Provided entries
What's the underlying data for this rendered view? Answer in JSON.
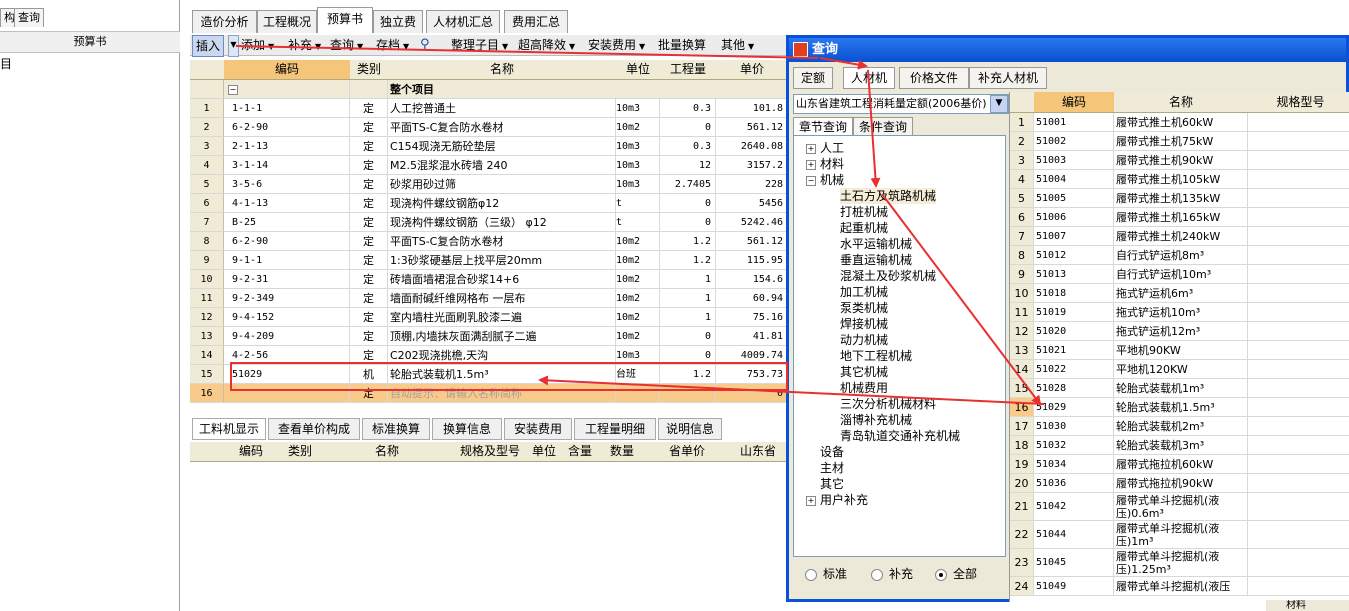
{
  "left": {
    "tabs": [
      "构",
      "查询"
    ],
    "header": "预算书",
    "first_item": "目"
  },
  "top_tabs": [
    "造价分析",
    "工程概况",
    "预算书",
    "独立费",
    "人材机汇总",
    "费用汇总"
  ],
  "toolbar": [
    "插入",
    "添加",
    "补充",
    "查询",
    "存档",
    "整理子目",
    "超高降效",
    "安装费用",
    "批量换算",
    "其他"
  ],
  "grid": {
    "headers": [
      "编码",
      "类别",
      "名称",
      "单位",
      "工程量",
      "单价"
    ],
    "group_label": "整个项目",
    "rows": [
      {
        "n": "1",
        "code": "1-1-1",
        "type": "定",
        "name": "人工挖普通土",
        "unit": "10m3",
        "qty": "0.3",
        "price": "101.8"
      },
      {
        "n": "2",
        "code": "6-2-90",
        "type": "定",
        "name": "平面TS-C复合防水卷材",
        "unit": "10m2",
        "qty": "0",
        "price": "561.12"
      },
      {
        "n": "3",
        "code": "2-1-13",
        "type": "定",
        "name": "C154现浇无筋砼垫层",
        "unit": "10m3",
        "qty": "0.3",
        "price": "2640.08"
      },
      {
        "n": "4",
        "code": "3-1-14",
        "type": "定",
        "name": "M2.5混浆混水砖墙 240",
        "unit": "10m3",
        "qty": "12",
        "price": "3157.2"
      },
      {
        "n": "5",
        "code": "3-5-6",
        "type": "定",
        "name": "砂浆用砂过筛",
        "unit": "10m3",
        "qty": "2.7405",
        "price": "228"
      },
      {
        "n": "6",
        "code": "4-1-13",
        "type": "定",
        "name": "现浇构件螺纹钢筋φ12",
        "unit": "t",
        "qty": "0",
        "price": "5456"
      },
      {
        "n": "7",
        "code": "B-25",
        "type": "定",
        "name": "现浇构件螺纹钢筋（三级） φ12",
        "unit": "t",
        "qty": "0",
        "price": "5242.46"
      },
      {
        "n": "8",
        "code": "6-2-90",
        "type": "定",
        "name": "平面TS-C复合防水卷材",
        "unit": "10m2",
        "qty": "1.2",
        "price": "561.12"
      },
      {
        "n": "9",
        "code": "9-1-1",
        "type": "定",
        "name": "1:3砂浆硬基层上找平层20mm",
        "unit": "10m2",
        "qty": "1.2",
        "price": "115.95"
      },
      {
        "n": "10",
        "code": "9-2-31",
        "type": "定",
        "name": "砖墙面墙裙混合砂浆14+6",
        "unit": "10m2",
        "qty": "1",
        "price": "154.6"
      },
      {
        "n": "11",
        "code": "9-2-349",
        "type": "定",
        "name": "墙面耐碱纤维网格布 一层布",
        "unit": "10m2",
        "qty": "1",
        "price": "60.94"
      },
      {
        "n": "12",
        "code": "9-4-152",
        "type": "定",
        "name": "室内墙柱光面刷乳胶漆二遍",
        "unit": "10m2",
        "qty": "1",
        "price": "75.16"
      },
      {
        "n": "13",
        "code": "9-4-209",
        "type": "定",
        "name": "顶棚,内墙抹灰面满刮腻子二遍",
        "unit": "10m2",
        "qty": "0",
        "price": "41.81"
      },
      {
        "n": "14",
        "code": "4-2-56",
        "type": "定",
        "name": "C202现浇挑檐,天沟",
        "unit": "10m3",
        "qty": "0",
        "price": "4009.74"
      },
      {
        "n": "15",
        "code": "51029",
        "type": "机",
        "name": "轮胎式装载机1.5m³",
        "unit": "台班",
        "qty": "1.2",
        "price": "753.73"
      },
      {
        "n": "16",
        "code": "",
        "type": "定",
        "name": "自动提示：请输入名称简称",
        "unit": "",
        "qty": "",
        "price": "0"
      }
    ]
  },
  "bottom_tabs": [
    "工料机显示",
    "查看单价构成",
    "标准换算",
    "换算信息",
    "安装费用",
    "工程量明细",
    "说明信息"
  ],
  "bottom_headers": [
    "编码",
    "类别",
    "名称",
    "规格及型号",
    "单位",
    "含量",
    "数量",
    "省单价",
    "山东省"
  ],
  "dialog": {
    "title": "查询",
    "tabs": [
      "定额",
      "人材机",
      "价格文件",
      "补充人材机"
    ],
    "combo": "山东省建筑工程消耗量定额(2006基价)",
    "subtabs": [
      "章节查询",
      "条件查询"
    ],
    "tree": {
      "top": [
        "人工",
        "材料",
        "机械"
      ],
      "machinery": [
        "土石方及筑路机械",
        "打桩机械",
        "起重机械",
        "水平运输机械",
        "垂直运输机械",
        "混凝土及砂浆机械",
        "加工机械",
        "泵类机械",
        "焊接机械",
        "动力机械",
        "地下工程机械",
        "其它机械",
        "机械费用",
        "三次分析机械材料",
        "淄博补充机械",
        "青岛轨道交通补充机械"
      ],
      "bottom": [
        "设备",
        "主材",
        "其它",
        "用户补充"
      ]
    },
    "radios": [
      "标准",
      "补充",
      "全部"
    ],
    "grid_headers": [
      "编码",
      "名称",
      "规格型号"
    ],
    "rows": [
      {
        "n": "1",
        "code": "51001",
        "name": "履带式推土机60kW"
      },
      {
        "n": "2",
        "code": "51002",
        "name": "履带式推土机75kW"
      },
      {
        "n": "3",
        "code": "51003",
        "name": "履带式推土机90kW"
      },
      {
        "n": "4",
        "code": "51004",
        "name": "履带式推土机105kW"
      },
      {
        "n": "5",
        "code": "51005",
        "name": "履带式推土机135kW"
      },
      {
        "n": "6",
        "code": "51006",
        "name": "履带式推土机165kW"
      },
      {
        "n": "7",
        "code": "51007",
        "name": "履带式推土机240kW"
      },
      {
        "n": "8",
        "code": "51012",
        "name": "自行式铲运机8m³"
      },
      {
        "n": "9",
        "code": "51013",
        "name": "自行式铲运机10m³"
      },
      {
        "n": "10",
        "code": "51018",
        "name": "拖式铲运机6m³"
      },
      {
        "n": "11",
        "code": "51019",
        "name": "拖式铲运机10m³"
      },
      {
        "n": "12",
        "code": "51020",
        "name": "拖式铲运机12m³"
      },
      {
        "n": "13",
        "code": "51021",
        "name": "平地机90KW"
      },
      {
        "n": "14",
        "code": "51022",
        "name": "平地机120KW"
      },
      {
        "n": "15",
        "code": "51028",
        "name": "轮胎式装载机1m³"
      },
      {
        "n": "16",
        "code": "51029",
        "name": "轮胎式装载机1.5m³"
      },
      {
        "n": "17",
        "code": "51030",
        "name": "轮胎式装载机2m³"
      },
      {
        "n": "18",
        "code": "51032",
        "name": "轮胎式装载机3m³"
      },
      {
        "n": "19",
        "code": "51034",
        "name": "履带式拖拉机60kW"
      },
      {
        "n": "20",
        "code": "51036",
        "name": "履带式拖拉机90kW"
      },
      {
        "n": "21",
        "code": "51042",
        "name": "履带式单斗挖掘机(液压)0.6m³"
      },
      {
        "n": "22",
        "code": "51044",
        "name": "履带式单斗挖掘机(液压)1m³"
      },
      {
        "n": "23",
        "code": "51045",
        "name": "履带式单斗挖掘机(液压)1.25m³"
      },
      {
        "n": "24",
        "code": "51049",
        "name": "履带式单斗挖掘机(液压"
      }
    ]
  },
  "status": {
    "bottom_right": "材料"
  },
  "colors": {
    "highlight_row": "#f8cb8a",
    "annotation_red": "#e83030",
    "dialog_title": "#0a50d8"
  }
}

Instructions for the task
Images should not appear in the copy; retype the listing above exactly.

Solution below
What's the underlying data for this rendered view? Answer in JSON.
{
  "left": {
    "tabs": [
      "构",
      "查询"
    ],
    "header": "预算书",
    "first_item": "目"
  },
  "top_tabs": [
    "造价分析",
    "工程概况",
    "预算书",
    "独立费",
    "人材机汇总",
    "费用汇总"
  ],
  "toolbar": [
    "插入",
    "添加",
    "补充",
    "查询",
    "存档",
    "整理子目",
    "超高降效",
    "安装费用",
    "批量换算",
    "其他"
  ],
  "grid": {
    "headers": [
      "编码",
      "类别",
      "名称",
      "单位",
      "工程量",
      "单价"
    ],
    "group_label": "整个项目",
    "rows": [
      {
        "n": "1",
        "code": "1-1-1",
        "type": "定",
        "name": "人工挖普通土",
        "unit": "10m3",
        "qty": "0.3",
        "price": "101.8"
      },
      {
        "n": "2",
        "code": "6-2-90",
        "type": "定",
        "name": "平面TS-C复合防水卷材",
        "unit": "10m2",
        "qty": "0",
        "price": "561.12"
      },
      {
        "n": "3",
        "code": "2-1-13",
        "type": "定",
        "name": "C154现浇无筋砼垫层",
        "unit": "10m3",
        "qty": "0.3",
        "price": "2640.08"
      },
      {
        "n": "4",
        "code": "3-1-14",
        "type": "定",
        "name": "M2.5混浆混水砖墙 240",
        "unit": "10m3",
        "qty": "12",
        "price": "3157.2"
      },
      {
        "n": "5",
        "code": "3-5-6",
        "type": "定",
        "name": "砂浆用砂过筛",
        "unit": "10m3",
        "qty": "2.7405",
        "price": "228"
      },
      {
        "n": "6",
        "code": "4-1-13",
        "type": "定",
        "name": "现浇构件螺纹钢筋φ12",
        "unit": "t",
        "qty": "0",
        "price": "5456"
      },
      {
        "n": "7",
        "code": "B-25",
        "type": "定",
        "name": "现浇构件螺纹钢筋（三级） φ12",
        "unit": "t",
        "qty": "0",
        "price": "5242.46"
      },
      {
        "n": "8",
        "code": "6-2-90",
        "type": "定",
        "name": "平面TS-C复合防水卷材",
        "unit": "10m2",
        "qty": "1.2",
        "price": "561.12"
      },
      {
        "n": "9",
        "code": "9-1-1",
        "type": "定",
        "name": "1:3砂浆硬基层上找平层20mm",
        "unit": "10m2",
        "qty": "1.2",
        "price": "115.95"
      },
      {
        "n": "10",
        "code": "9-2-31",
        "type": "定",
        "name": "砖墙面墙裙混合砂浆14+6",
        "unit": "10m2",
        "qty": "1",
        "price": "154.6"
      },
      {
        "n": "11",
        "code": "9-2-349",
        "type": "定",
        "name": "墙面耐碱纤维网格布 一层布",
        "unit": "10m2",
        "qty": "1",
        "price": "60.94"
      },
      {
        "n": "12",
        "code": "9-4-152",
        "type": "定",
        "name": "室内墙柱光面刷乳胶漆二遍",
        "unit": "10m2",
        "qty": "1",
        "price": "75.16"
      },
      {
        "n": "13",
        "code": "9-4-209",
        "type": "定",
        "name": "顶棚,内墙抹灰面满刮腻子二遍",
        "unit": "10m2",
        "qty": "0",
        "price": "41.81"
      },
      {
        "n": "14",
        "code": "4-2-56",
        "type": "定",
        "name": "C202现浇挑檐,天沟",
        "unit": "10m3",
        "qty": "0",
        "price": "4009.74"
      },
      {
        "n": "15",
        "code": "51029",
        "type": "机",
        "name": "轮胎式装载机1.5m³",
        "unit": "台班",
        "qty": "1.2",
        "price": "753.73"
      },
      {
        "n": "16",
        "code": "",
        "type": "定",
        "name": "自动提示：请输入名称简称",
        "unit": "",
        "qty": "",
        "price": "0"
      }
    ]
  },
  "bottom_tabs": [
    "工料机显示",
    "查看单价构成",
    "标准换算",
    "换算信息",
    "安装费用",
    "工程量明细",
    "说明信息"
  ],
  "bottom_headers": [
    "编码",
    "类别",
    "名称",
    "规格及型号",
    "单位",
    "含量",
    "数量",
    "省单价",
    "山东省"
  ],
  "dialog": {
    "title": "查询",
    "tabs": [
      "定额",
      "人材机",
      "价格文件",
      "补充人材机"
    ],
    "combo": "山东省建筑工程消耗量定额(2006基价)",
    "subtabs": [
      "章节查询",
      "条件查询"
    ],
    "tree": {
      "top": [
        "人工",
        "材料",
        "机械"
      ],
      "machinery": [
        "土石方及筑路机械",
        "打桩机械",
        "起重机械",
        "水平运输机械",
        "垂直运输机械",
        "混凝土及砂浆机械",
        "加工机械",
        "泵类机械",
        "焊接机械",
        "动力机械",
        "地下工程机械",
        "其它机械",
        "机械费用",
        "三次分析机械材料",
        "淄博补充机械",
        "青岛轨道交通补充机械"
      ],
      "bottom": [
        "设备",
        "主材",
        "其它",
        "用户补充"
      ]
    },
    "radios": [
      "标准",
      "补充",
      "全部"
    ],
    "grid_headers": [
      "编码",
      "名称",
      "规格型号"
    ],
    "rows": [
      {
        "n": "1",
        "code": "51001",
        "name": "履带式推土机60kW"
      },
      {
        "n": "2",
        "code": "51002",
        "name": "履带式推土机75kW"
      },
      {
        "n": "3",
        "code": "51003",
        "name": "履带式推土机90kW"
      },
      {
        "n": "4",
        "code": "51004",
        "name": "履带式推土机105kW"
      },
      {
        "n": "5",
        "code": "51005",
        "name": "履带式推土机135kW"
      },
      {
        "n": "6",
        "code": "51006",
        "name": "履带式推土机165kW"
      },
      {
        "n": "7",
        "code": "51007",
        "name": "履带式推土机240kW"
      },
      {
        "n": "8",
        "code": "51012",
        "name": "自行式铲运机8m³"
      },
      {
        "n": "9",
        "code": "51013",
        "name": "自行式铲运机10m³"
      },
      {
        "n": "10",
        "code": "51018",
        "name": "拖式铲运机6m³"
      },
      {
        "n": "11",
        "code": "51019",
        "name": "拖式铲运机10m³"
      },
      {
        "n": "12",
        "code": "51020",
        "name": "拖式铲运机12m³"
      },
      {
        "n": "13",
        "code": "51021",
        "name": "平地机90KW"
      },
      {
        "n": "14",
        "code": "51022",
        "name": "平地机120KW"
      },
      {
        "n": "15",
        "code": "51028",
        "name": "轮胎式装载机1m³"
      },
      {
        "n": "16",
        "code": "51029",
        "name": "轮胎式装载机1.5m³"
      },
      {
        "n": "17",
        "code": "51030",
        "name": "轮胎式装载机2m³"
      },
      {
        "n": "18",
        "code": "51032",
        "name": "轮胎式装载机3m³"
      },
      {
        "n": "19",
        "code": "51034",
        "name": "履带式拖拉机60kW"
      },
      {
        "n": "20",
        "code": "51036",
        "name": "履带式拖拉机90kW"
      },
      {
        "n": "21",
        "code": "51042",
        "name": "履带式单斗挖掘机(液压)0.6m³"
      },
      {
        "n": "22",
        "code": "51044",
        "name": "履带式单斗挖掘机(液压)1m³"
      },
      {
        "n": "23",
        "code": "51045",
        "name": "履带式单斗挖掘机(液压)1.25m³"
      },
      {
        "n": "24",
        "code": "51049",
        "name": "履带式单斗挖掘机(液压"
      }
    ]
  },
  "status": {
    "bottom_right": "材料"
  },
  "colors": {
    "highlight_row": "#f8cb8a",
    "annotation_red": "#e83030",
    "dialog_title": "#0a50d8"
  }
}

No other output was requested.